▸ Aim:
Write out every entry, unchanged. Skip any picture.

%%

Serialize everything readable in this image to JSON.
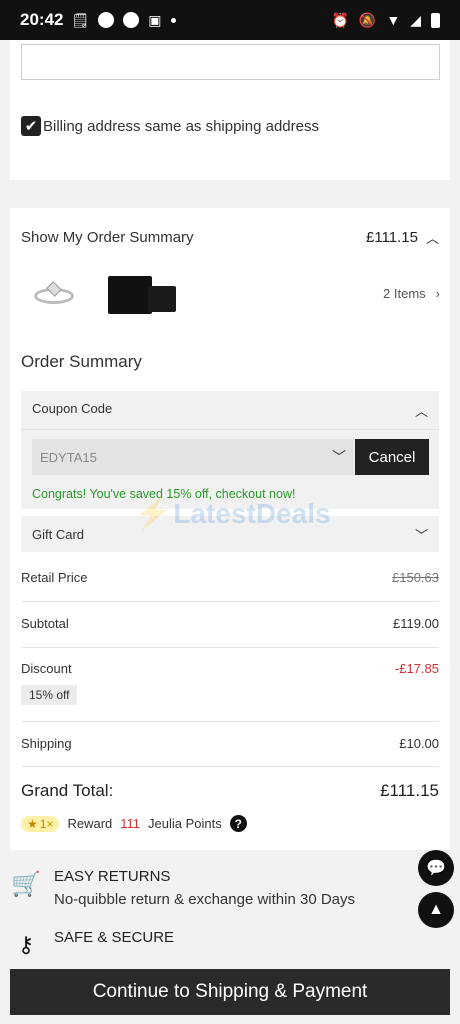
{
  "status_bar": {
    "time": "20:42"
  },
  "billing": {
    "checkbox_mark": "✔",
    "label": "Billing address same as shipping address"
  },
  "order_summary_toggle": {
    "title": "Show My Order Summary",
    "total": "£111.15",
    "items_label": "2 Items"
  },
  "order_summary": {
    "title": "Order Summary",
    "coupon": {
      "label": "Coupon Code",
      "code": "EDYTA15",
      "cancel_label": "Cancel",
      "message": "Congrats! You've saved 15% off, checkout now!"
    },
    "gift_card": {
      "label": "Gift Card"
    },
    "rows": {
      "retail_label": "Retail Price",
      "retail_value": "£150.63",
      "subtotal_label": "Subtotal",
      "subtotal_value": "£119.00",
      "discount_label": "Discount",
      "discount_value": "-£17.85",
      "discount_badge": "15% off",
      "shipping_label": "Shipping",
      "shipping_value": "£10.00"
    },
    "grand_total_label": "Grand Total:",
    "grand_total_value": "£111.15",
    "reward": {
      "multiplier": "1×",
      "prefix": "Reward",
      "points": "111",
      "suffix": "Jeulia Points",
      "help": "?"
    }
  },
  "watermark": {
    "text": "LatestDeals"
  },
  "features": {
    "returns_title": "EASY RETURNS",
    "returns_desc": "No-quibble return & exchange within 30 Days",
    "secure_title": "SAFE & SECURE"
  },
  "cta": {
    "label": "Continue to Shipping & Payment"
  },
  "colors": {
    "accent_dark": "#222222",
    "success_green": "#2a9a2a",
    "discount_red": "#d43030"
  },
  "icons": [
    "check-icon",
    "chevron-up-icon",
    "chevron-right-icon",
    "chevron-down-icon",
    "star-icon",
    "question-icon",
    "cart-icon",
    "key-icon",
    "chat-icon",
    "arrow-up-icon"
  ]
}
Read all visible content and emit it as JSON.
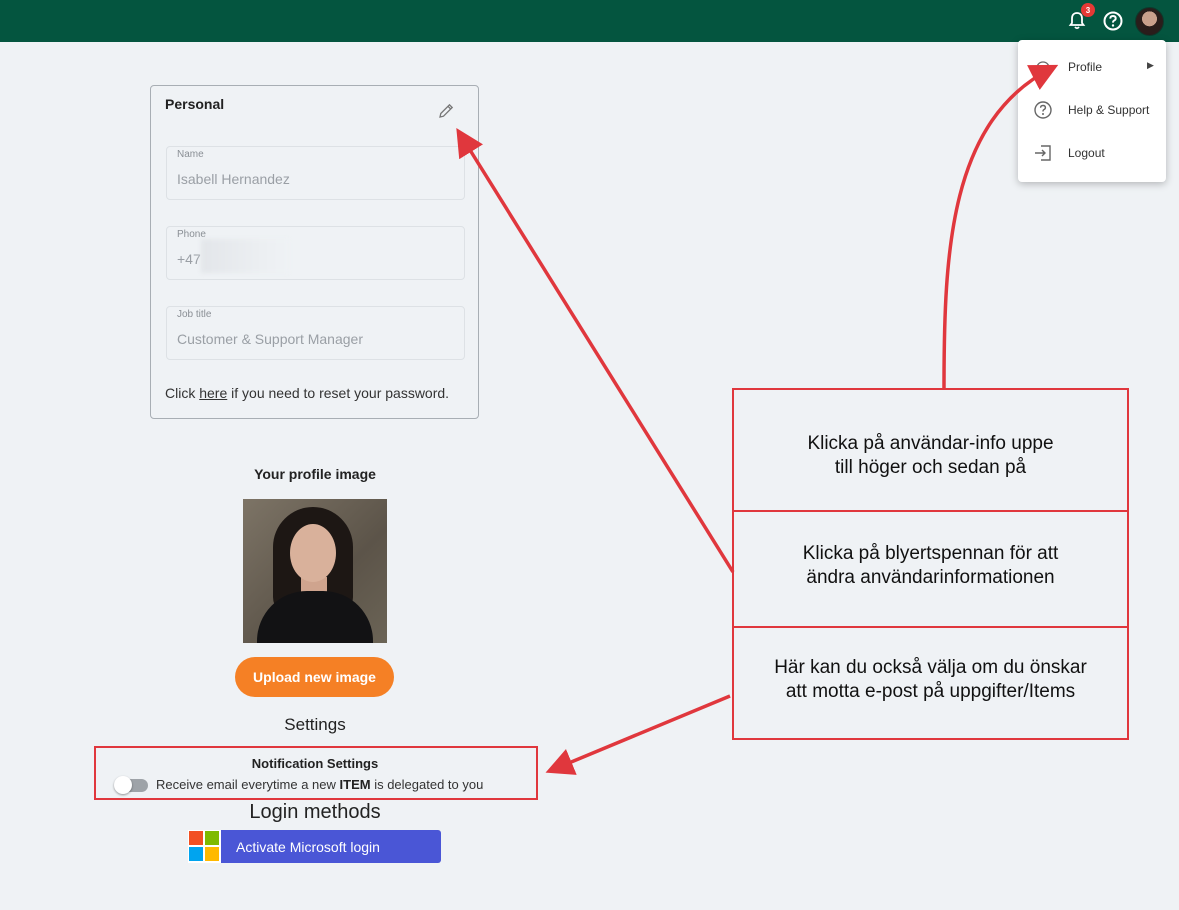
{
  "header": {
    "notification_count": "3",
    "icons": [
      "bell-icon",
      "help-icon",
      "avatar"
    ]
  },
  "user_menu": {
    "items": [
      {
        "label": "Profile",
        "icon": "profile-icon",
        "has_submenu": true
      },
      {
        "label": "Help & Support",
        "icon": "help-circle-icon"
      },
      {
        "label": "Logout",
        "icon": "logout-icon"
      }
    ]
  },
  "personal": {
    "title": "Personal",
    "fields": [
      {
        "label": "Name",
        "value": "Isabell Hernandez"
      },
      {
        "label": "Phone",
        "value": "+47"
      },
      {
        "label": "Job title",
        "value": "Customer & Support Manager"
      }
    ],
    "reset_prefix": "Click ",
    "reset_link": "here",
    "reset_suffix": " if you need to reset your password."
  },
  "profile_image": {
    "label": "Your profile image",
    "upload_button": "Upload new image"
  },
  "settings": {
    "heading": "Settings",
    "notification_title": "Notification Settings",
    "email_toggle_prefix": "Receive email everytime a new ",
    "email_toggle_bold": "ITEM",
    "email_toggle_suffix": " is delegated to you",
    "email_toggle_on": false
  },
  "login": {
    "heading": "Login methods",
    "microsoft_button": "Activate Microsoft login"
  },
  "annotations": {
    "callout_1_line1": "Klicka på användar-info uppe",
    "callout_1_line2": "till höger och sedan på",
    "callout_2_line1": "Klicka på blyertspennan för att",
    "callout_2_line2": "ändra användarinformationen",
    "callout_3_line1": "Här kan du också välja om du önskar",
    "callout_3_line2": "att motta e-post på uppgifter/Items",
    "color": "#e0373d"
  },
  "colors": {
    "header": "#04553f",
    "accent_orange": "#f58025",
    "microsoft_button": "#4a56d6",
    "background": "#eff2f5"
  }
}
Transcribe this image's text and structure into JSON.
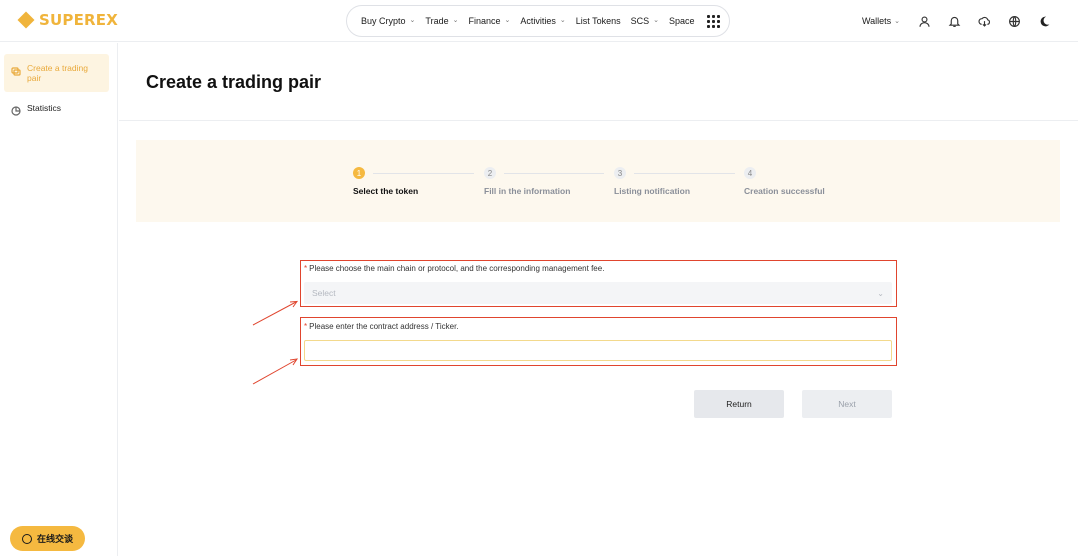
{
  "brand": {
    "name": "SUPEREX",
    "color": "#f0b43b"
  },
  "nav": {
    "items": [
      {
        "label": "Buy Crypto",
        "dropdown": true
      },
      {
        "label": "Trade",
        "dropdown": true
      },
      {
        "label": "Finance",
        "dropdown": true
      },
      {
        "label": "Activities",
        "dropdown": true
      },
      {
        "label": "List Tokens",
        "dropdown": false
      },
      {
        "label": "SCS",
        "dropdown": true
      },
      {
        "label": "Space",
        "dropdown": false
      }
    ],
    "chevron": "⌄"
  },
  "header_right": {
    "wallets_label": "Wallets",
    "icons": [
      "user-icon",
      "bell-icon",
      "download-icon",
      "globe-icon",
      "moon-icon"
    ]
  },
  "sidebar": {
    "items": [
      {
        "label": "Create a trading pair",
        "icon": "token-icon",
        "active": true
      },
      {
        "label": "Statistics",
        "icon": "pie-chart-icon",
        "active": false
      }
    ],
    "chat_label": "在线交谈"
  },
  "page": {
    "title": "Create a trading pair"
  },
  "steps": [
    {
      "number": "1",
      "label": "Select the token",
      "state": "current"
    },
    {
      "number": "2",
      "label": "Fill in the information",
      "state": "pending"
    },
    {
      "number": "3",
      "label": "Listing notification",
      "state": "pending"
    },
    {
      "number": "4",
      "label": "Creation successful",
      "state": "pending"
    }
  ],
  "form": {
    "chain_label": "Please choose the main chain or protocol, and the corresponding management fee.",
    "chain_placeholder": "Select",
    "contract_label": "Please enter the contract address / Ticker.",
    "contract_value": "",
    "required_mark": "*"
  },
  "buttons": {
    "return_label": "Return",
    "next_label": "Next"
  },
  "colors": {
    "accent": "#f5b940",
    "annotation": "#e0452e",
    "steps_bg": "#fdf8ee"
  }
}
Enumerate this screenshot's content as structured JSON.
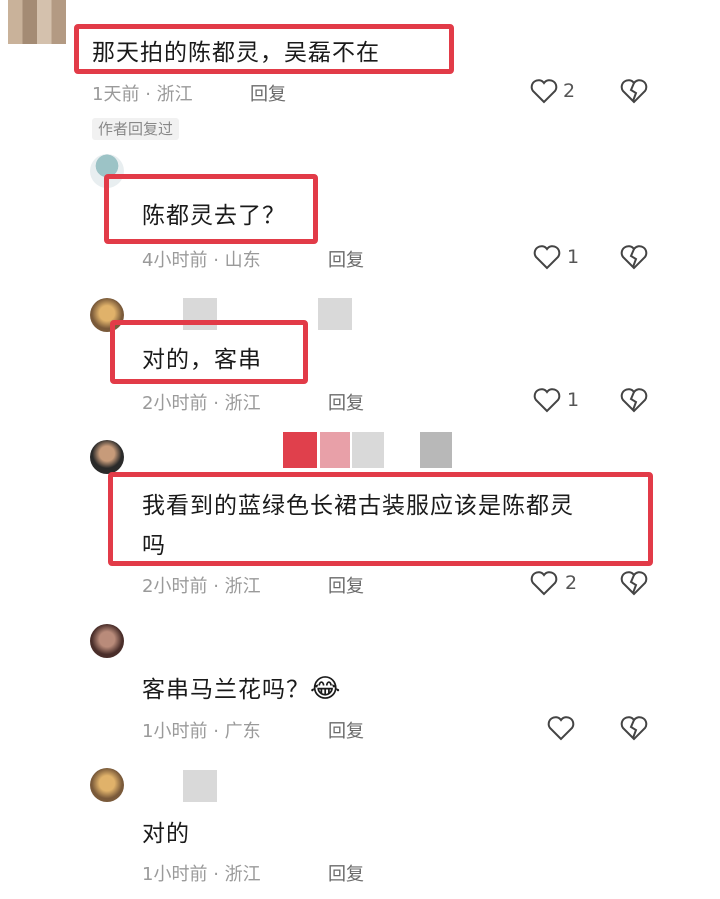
{
  "comments": [
    {
      "text": "那天拍的陈都灵，吴磊不在",
      "time": "1天前",
      "location": "浙江",
      "reply": "回复",
      "likes": "2"
    },
    {
      "text": "陈都灵去了？",
      "time": "4小时前",
      "location": "山东",
      "reply": "回复",
      "likes": "1"
    },
    {
      "text": "对的，客串",
      "time": "2小时前",
      "location": "浙江",
      "reply": "回复",
      "likes": "1"
    },
    {
      "text_line1": "我看到的蓝绿色长裙古装服应该是陈都灵",
      "text_line2": "吗",
      "time": "2小时前",
      "location": "浙江",
      "reply": "回复",
      "likes": "2"
    },
    {
      "text": "客串马兰花吗？",
      "emoji": "😂",
      "time": "1小时前",
      "location": "广东",
      "reply": "回复",
      "likes": ""
    },
    {
      "text": "对的",
      "time": "1小时前",
      "location": "浙江",
      "reply": "回复",
      "likes": ""
    }
  ],
  "author_reply_badge": "作者回复过",
  "separator": "·",
  "colors": {
    "highlight": "#e23b48",
    "meta": "#9a9a9a"
  }
}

%%

▸ Task result:
Serialize everything readable in this image to JSON.
{
  "status_bar": {
    "time": "20:42"
  },
  "billing": {
    "checkbox_mark": "✔",
    "label": "Billing address same as shipping address"
  },
  "order_summary_toggle": {
    "title": "Show My Order Summary",
    "total": "£111.15",
    "items_label": "2 Items"
  },
  "order_summary": {
    "title": "Order Summary",
    "coupon": {
      "label": "Coupon Code",
      "code": "EDYTA15",
      "cancel_label": "Cancel",
      "message": "Congrats! You've saved 15% off, checkout now!"
    },
    "gift_card": {
      "label": "Gift Card"
    },
    "rows": {
      "retail_label": "Retail Price",
      "retail_value": "£150.63",
      "subtotal_label": "Subtotal",
      "subtotal_value": "£119.00",
      "discount_label": "Discount",
      "discount_value": "-£17.85",
      "discount_badge": "15% off",
      "shipping_label": "Shipping",
      "shipping_value": "£10.00"
    },
    "grand_total_label": "Grand Total:",
    "grand_total_value": "£111.15",
    "reward": {
      "multiplier": "1×",
      "prefix": "Reward",
      "points": "111",
      "suffix": "Jeulia Points",
      "help": "?"
    }
  },
  "watermark": {
    "text": "LatestDeals"
  },
  "features": {
    "returns_title": "EASY RETURNS",
    "returns_desc": "No-quibble return & exchange within 30 Days",
    "secure_title": "SAFE & SECURE"
  },
  "cta": {
    "label": "Continue to Shipping & Payment"
  },
  "colors": {
    "accent_dark": "#222222",
    "success_green": "#2a9a2a",
    "discount_red": "#d43030"
  },
  "icons": [
    "check-icon",
    "chevron-up-icon",
    "chevron-right-icon",
    "chevron-down-icon",
    "star-icon",
    "question-icon",
    "cart-icon",
    "key-icon",
    "chat-icon",
    "arrow-up-icon"
  ]
}
Read all visible content and emit it as JSON.
{
  "header": {
    "notification_count": "3",
    "icons": [
      "bell-icon",
      "help-icon",
      "avatar"
    ]
  },
  "user_menu": {
    "items": [
      {
        "label": "Profile",
        "icon": "profile-icon",
        "has_submenu": true
      },
      {
        "label": "Help & Support",
        "icon": "help-circle-icon"
      },
      {
        "label": "Logout",
        "icon": "logout-icon"
      }
    ]
  },
  "personal": {
    "title": "Personal",
    "fields": [
      {
        "label": "Name",
        "value": "Isabell Hernandez"
      },
      {
        "label": "Phone",
        "value": "+47"
      },
      {
        "label": "Job title",
        "value": "Customer & Support Manager"
      }
    ],
    "reset_prefix": "Click ",
    "reset_link": "here",
    "reset_suffix": " if you need to reset your password."
  },
  "profile_image": {
    "label": "Your profile image",
    "upload_button": "Upload new image"
  },
  "settings": {
    "heading": "Settings",
    "notification_title": "Notification Settings",
    "email_toggle_prefix": "Receive email everytime a new ",
    "email_toggle_bold": "ITEM",
    "email_toggle_suffix": " is delegated to you",
    "email_toggle_on": false
  },
  "login": {
    "heading": "Login methods",
    "microsoft_button": "Activate Microsoft login"
  },
  "annotations": {
    "callout_1_line1": "Klicka på användar-info uppe",
    "callout_1_line2": "till höger och sedan på",
    "callout_2_line1": "Klicka på blyertspennan för att",
    "callout_2_line2": "ändra användarinformationen",
    "callout_3_line1": "Här kan du också välja om du önskar",
    "callout_3_line2": "att motta e-post på uppgifter/Items",
    "color": "#e0373d"
  },
  "colors": {
    "header": "#04553f",
    "accent_orange": "#f58025",
    "microsoft_button": "#4a56d6",
    "background": "#eff2f5"
  }
}
Transcribe this image's text and structure into JSON.
{
  "brand": {
    "name": "SUPEREX",
    "color": "#f0b43b"
  },
  "nav": {
    "items": [
      {
        "label": "Buy Crypto",
        "dropdown": true
      },
      {
        "label": "Trade",
        "dropdown": true
      },
      {
        "label": "Finance",
        "dropdown": true
      },
      {
        "label": "Activities",
        "dropdown": true
      },
      {
        "label": "List Tokens",
        "dropdown": false
      },
      {
        "label": "SCS",
        "dropdown": true
      },
      {
        "label": "Space",
        "dropdown": false
      }
    ],
    "chevron": "⌄"
  },
  "header_right": {
    "wallets_label": "Wallets",
    "icons": [
      "user-icon",
      "bell-icon",
      "download-icon",
      "globe-icon",
      "moon-icon"
    ]
  },
  "sidebar": {
    "items": [
      {
        "label": "Create a trading pair",
        "icon": "token-icon",
        "active": true
      },
      {
        "label": "Statistics",
        "icon": "pie-chart-icon",
        "active": false
      }
    ],
    "chat_label": "在线交谈"
  },
  "page": {
    "title": "Create a trading pair"
  },
  "steps": [
    {
      "number": "1",
      "label": "Select the token",
      "state": "current"
    },
    {
      "number": "2",
      "label": "Fill in the information",
      "state": "pending"
    },
    {
      "number": "3",
      "label": "Listing notification",
      "state": "pending"
    },
    {
      "number": "4",
      "label": "Creation successful",
      "state": "pending"
    }
  ],
  "form": {
    "chain_label": "Please choose the main chain or protocol, and the corresponding management fee.",
    "chain_placeholder": "Select",
    "contract_label": "Please enter the contract address / Ticker.",
    "contract_value": "",
    "required_mark": "*"
  },
  "buttons": {
    "return_label": "Return",
    "next_label": "Next"
  },
  "colors": {
    "accent": "#f5b940",
    "annotation": "#e0452e",
    "steps_bg": "#fdf8ee"
  }
}
Enumerate this screenshot's content as structured JSON.
{
  "comments": [
    {
      "text": "那天拍的陈都灵，吴磊不在",
      "time": "1天前",
      "location": "浙江",
      "reply": "回复",
      "likes": "2"
    },
    {
      "text": "陈都灵去了？",
      "time": "4小时前",
      "location": "山东",
      "reply": "回复",
      "likes": "1"
    },
    {
      "text": "对的，客串",
      "time": "2小时前",
      "location": "浙江",
      "reply": "回复",
      "likes": "1"
    },
    {
      "text_line1": "我看到的蓝绿色长裙古装服应该是陈都灵",
      "text_line2": "吗",
      "time": "2小时前",
      "location": "浙江",
      "reply": "回复",
      "likes": "2"
    },
    {
      "text": "客串马兰花吗？",
      "emoji": "😂",
      "time": "1小时前",
      "location": "广东",
      "reply": "回复",
      "likes": ""
    },
    {
      "text": "对的",
      "time": "1小时前",
      "location": "浙江",
      "reply": "回复",
      "likes": ""
    }
  ],
  "author_reply_badge": "作者回复过",
  "separator": "·",
  "colors": {
    "highlight": "#e23b48",
    "meta": "#9a9a9a"
  }
}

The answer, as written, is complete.